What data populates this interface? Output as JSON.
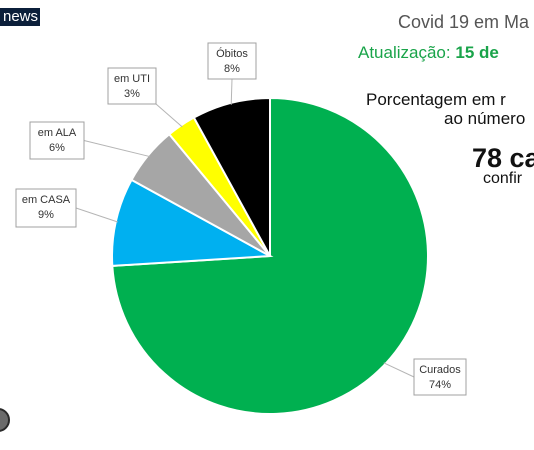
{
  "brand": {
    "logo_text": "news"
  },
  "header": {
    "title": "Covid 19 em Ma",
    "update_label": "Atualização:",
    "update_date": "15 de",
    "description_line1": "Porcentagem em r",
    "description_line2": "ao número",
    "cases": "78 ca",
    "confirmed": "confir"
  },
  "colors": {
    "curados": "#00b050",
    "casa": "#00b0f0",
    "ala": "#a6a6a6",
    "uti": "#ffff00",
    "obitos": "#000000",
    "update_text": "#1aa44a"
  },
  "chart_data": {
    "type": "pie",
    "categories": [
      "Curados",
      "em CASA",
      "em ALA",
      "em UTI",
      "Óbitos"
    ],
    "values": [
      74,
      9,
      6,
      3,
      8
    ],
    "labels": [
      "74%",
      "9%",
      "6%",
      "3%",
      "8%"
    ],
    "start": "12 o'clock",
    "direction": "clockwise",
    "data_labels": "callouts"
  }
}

-=-=-

REQUIRED WORK:
Take the records above and transcribe them exactly, dropping every picture.

PROBLEM SOLUTION:
What data populates this interface? Output as JSON.
{
  "brand": {
    "logo_text": "news"
  },
  "header": {
    "title": "Covid 19 em Ma",
    "update_label": "Atualização:",
    "update_date": "15 de",
    "description_line1": "Porcentagem em r",
    "description_line2": "ao número",
    "cases": "78 ca",
    "confirmed": "confir"
  },
  "colors": {
    "curados": "#00b050",
    "casa": "#00b0f0",
    "ala": "#a6a6a6",
    "uti": "#ffff00",
    "obitos": "#000000",
    "update_text": "#1aa44a"
  },
  "chart_data": {
    "type": "pie",
    "categories": [
      "Curados",
      "em CASA",
      "em ALA",
      "em UTI",
      "Óbitos"
    ],
    "values": [
      74,
      9,
      6,
      3,
      8
    ],
    "labels": [
      "74%",
      "9%",
      "6%",
      "3%",
      "8%"
    ],
    "start": "12 o'clock",
    "direction": "clockwise",
    "data_labels": "callouts"
  }
}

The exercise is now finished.